Dataset entries:
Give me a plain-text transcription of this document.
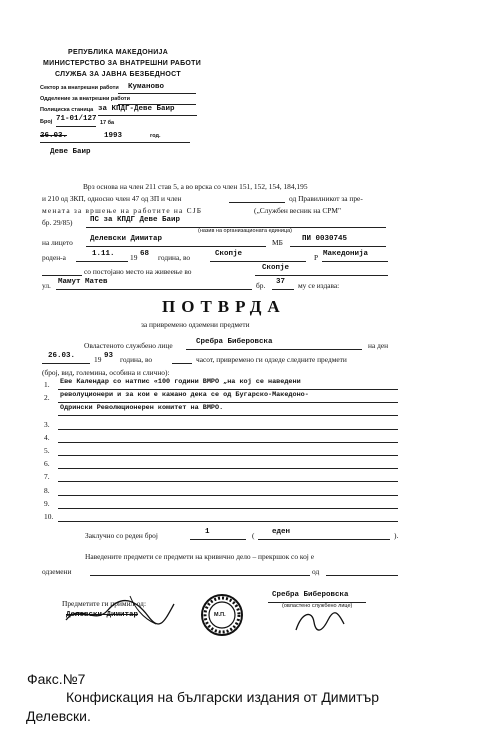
РЕПУБЛИКА МАКЕДОНИЈА
МИНИСТЕРСТВО ЗА ВНАТРЕШНИ РАБОТИ
СЛУЖБА ЗА ЈАВНА БЕЗБЕДНОСТ
Сектор за внатрешни работи Куманово
Одделение за внатрешни работи
Полициска станица за КПДГ-Деве Бaир
Број 71-01/127 17 ба
26.03.	1993	год.
Деве Баир
Врз основа на член 211 став 5, а во врска со член 151, 152, 154, 184,195
и 210 од ЗКП, односно член 47 од ЗП и член	од Правилникот за пре-
мената за вршење на работите на СЈБ	(„Службен весник на СРМ"
бр. 29/85) ПС за КПДГ Деве Баир
(назив на организационата единица)
на лицето Делевски Димитар	МБ	ПИ 0030745
роден-а	1.11. 19 68 година, во	Скопје	Р Македонија
со постојано место на живеење во	Скопје
ул. Мамут Матев	бр. 37 му се издава:
ПОТВРДА
за привремено одземени предмети
Овластеното службено лице	Сребра Биберовска	на ден
26.03.	19 93 година, во	часот, привремено ги одзеде следните предмети
(број, вид, големина, особина и слично):
1. Еве Календар со натпис «100 години ВМРО „на кој се наведени
2. револуционери и за кои е кажано дека се од Бугарско-Македоно-
Одрински Революционерен комитет на ВМРО.
3.
4.
5.
6.
7.
8.
9.
10.
Заклучно со реден број	1	( еден	).
Наведените предмети се предмети на кривично дело – прекршок со кој е
одземени	од
Предметите ги примил-од:
Делевски Димитар	М.П.
Сребра Биберовска
(овластено службено лице)
Факс.№7
Конфискация на български издания от Димитър
Делевски.
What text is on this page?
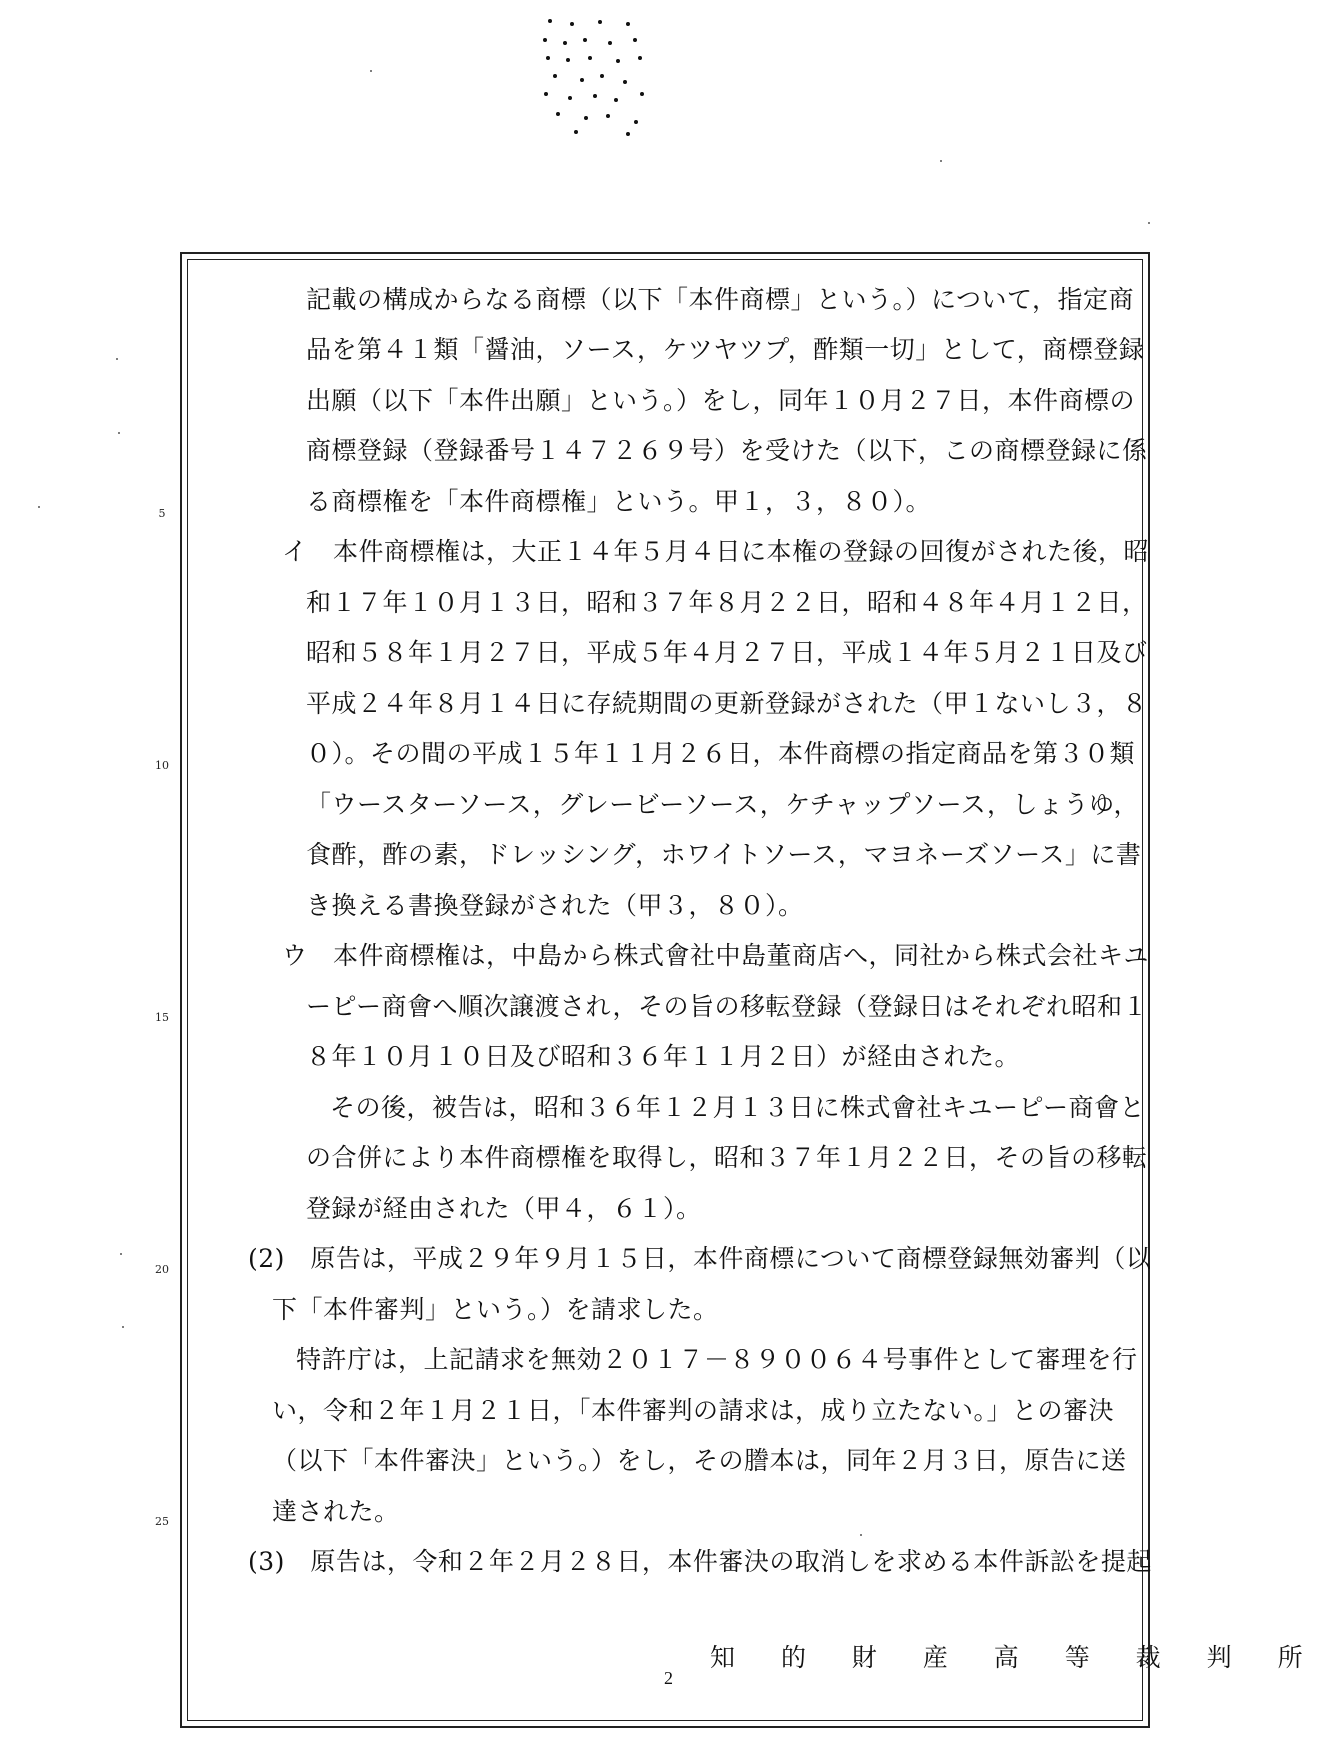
5
10
15
20
25
記載の構成からなる商標（以下「本件商標」という。）について，指定商
品を第４１類「醤油，ソース，ケツヤツプ，酢類一切」として，商標登録
出願（以下「本件出願」という。）をし，同年１０月２７日，本件商標の
商標登録（登録番号１４７２６９号）を受けた（以下，この商標登録に係
る商標権を「本件商標権」という。甲１，３，８０）。
イ　本件商標権は，大正１４年５月４日に本権の登録の回復がされた後，昭
和１７年１０月１３日，昭和３７年８月２２日，昭和４８年４月１２日，
昭和５８年１月２７日，平成５年４月２７日，平成１４年５月２１日及び
平成２４年８月１４日に存続期間の更新登録がされた（甲１ないし３，８
０）。その間の平成１５年１１月２６日，本件商標の指定商品を第３０類
「ウースターソース，グレービーソース，ケチャップソース，しょうゆ，
食酢，酢の素，ドレッシング，ホワイトソース，マヨネーズソース」に書
き換える書換登録がされた（甲３，８０）。
ウ　本件商標権は，中島から株式會社中島董商店へ，同社から株式会社キユ
ーピー商會へ順次譲渡され，その旨の移転登録（登録日はそれぞれ昭和１
８年１０月１０日及び昭和３６年１１月２日）が経由された。
その後，被告は，昭和３６年１２月１３日に株式會社キユーピー商會と
の合併により本件商標権を取得し，昭和３７年１月２２日，その旨の移転
登録が経由された（甲４，６１）。
(2)　原告は，平成２９年９月１５日，本件商標について商標登録無効審判（以
下「本件審判」という。）を請求した。
特許庁は，上記請求を無効２０１７－８９００６４号事件として審理を行
い，令和２年１月２１日，「本件審判の請求は，成り立たない。」との審決
（以下「本件審決」という。）をし，その謄本は，同年２月３日，原告に送
達された。
(3)　原告は，令和２年２月２８日，本件審決の取消しを求める本件訴訟を提起
知 的 財 産 高 等 裁 判 所
2
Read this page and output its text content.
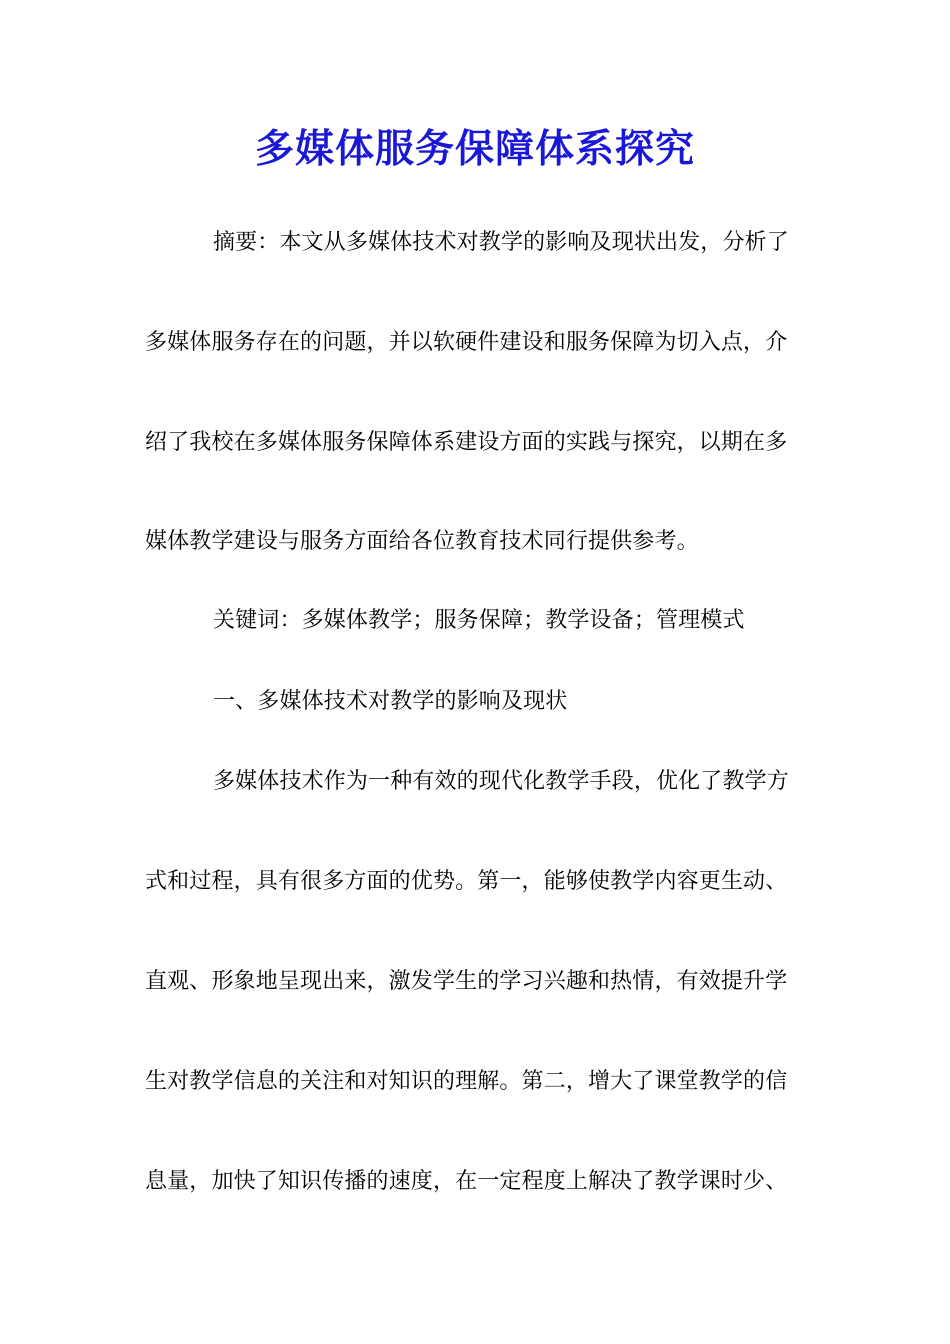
多媒体服务保障体系探究
摘要：本文从多媒体技术对教学的影响及现状出发，分析了
多媒体服务存在的问题，并以软硬件建设和服务保障为切入点，介
绍了我校在多媒体服务保障体系建设方面的实践与探究，以期在多
媒体教学建设与服务方面给各位教育技术同行提供参考。
关键词：多媒体教学；服务保障；教学设备；管理模式
一、多媒体技术对教学的影响及现状
多媒体技术作为一种有效的现代化教学手段，优化了教学方
式和过程，具有很多方面的优势。第一，能够使教学内容更生动、
直观、形象地呈现出来，激发学生的学习兴趣和热情，有效提升学
生对教学信息的关注和对知识的理解。第二，增大了课堂教学的信
息量，加快了知识传播的速度，在一定程度上解决了教学课时少、
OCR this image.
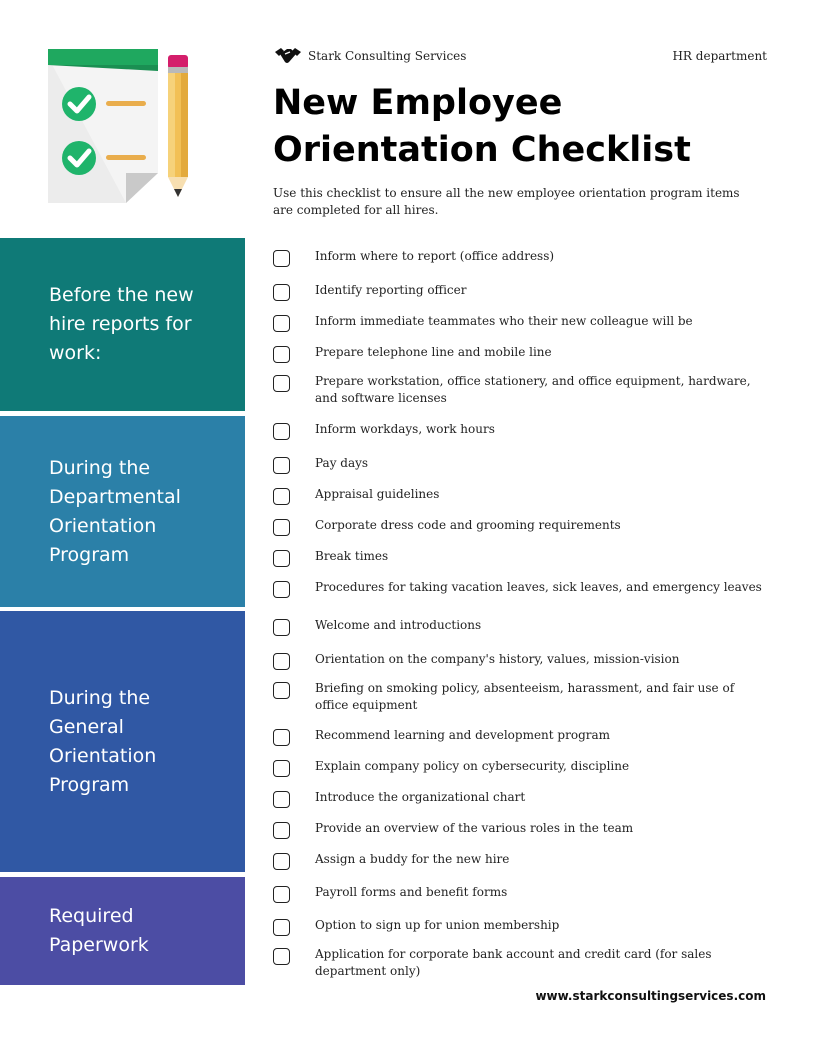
Stark Consulting Services	HR department
New Employee
Orientation Checklist

Use this checklist to ensure all the new employee orientation program items are completed for all hires.

Before the new hire reports for work:
During the Departmental Orientation Program
During the General Orientation Program
Required Paperwork
Inform where to report (office address)
Identify reporting officer
Inform immediate teammates who their new colleague will be
Prepare telephone line and mobile line
Prepare workstation, office stationery, and office equipment, hardware, and software licenses
Inform workdays, work hours
Pay days
Appraisal guidelines
Corporate dress code and grooming requirements
Break times
Procedures for taking vacation leaves, sick leaves, and emergency leaves
Welcome and introductions
Orientation on the company's history, values, mission-vision
Briefing on smoking policy, absenteeism, harassment, and fair use of office equipment
Recommend learning and development program
Explain company policy on cybersecurity, discipline
Introduce the organizational chart
Provide an overview of the various roles in the team
Assign a buddy for the new hire
Payroll forms and benefit forms
Option to sign up for union membership
Application for corporate bank account and credit card (for sales department only)
www.starkconsultingservices.com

**Prompt:** Output each line of the listing above, word for word, from the one holding "OCR this image." through the last line, both included; omit the pictures.

**Solution below:**
OCR this image.
Stark Consulting Services	HR department
New Employee
Orientation Checklist

Use this checklist to ensure all the new employee orientation program items are completed for all hires.

Before the new hire reports for work:
During the Departmental Orientation Program
During the General Orientation Program
Required Paperwork
Inform where to report (office address)
Identify reporting officer
Inform immediate teammates who their new colleague will be
Prepare telephone line and mobile line
Prepare workstation, office stationery, and office equipment, hardware, and software licenses
Inform workdays, work hours
Pay days
Appraisal guidelines
Corporate dress code and grooming requirements
Break times
Procedures for taking vacation leaves, sick leaves, and emergency leaves
Welcome and introductions
Orientation on the company's history, values, mission-vision
Briefing on smoking policy, absenteeism, harassment, and fair use of office equipment
Recommend learning and development program
Explain company policy on cybersecurity, discipline
Introduce the organizational chart
Provide an overview of the various roles in the team
Assign a buddy for the new hire
Payroll forms and benefit forms
Option to sign up for union membership
Application for corporate bank account and credit card (for sales department only)
www.starkconsultingservices.com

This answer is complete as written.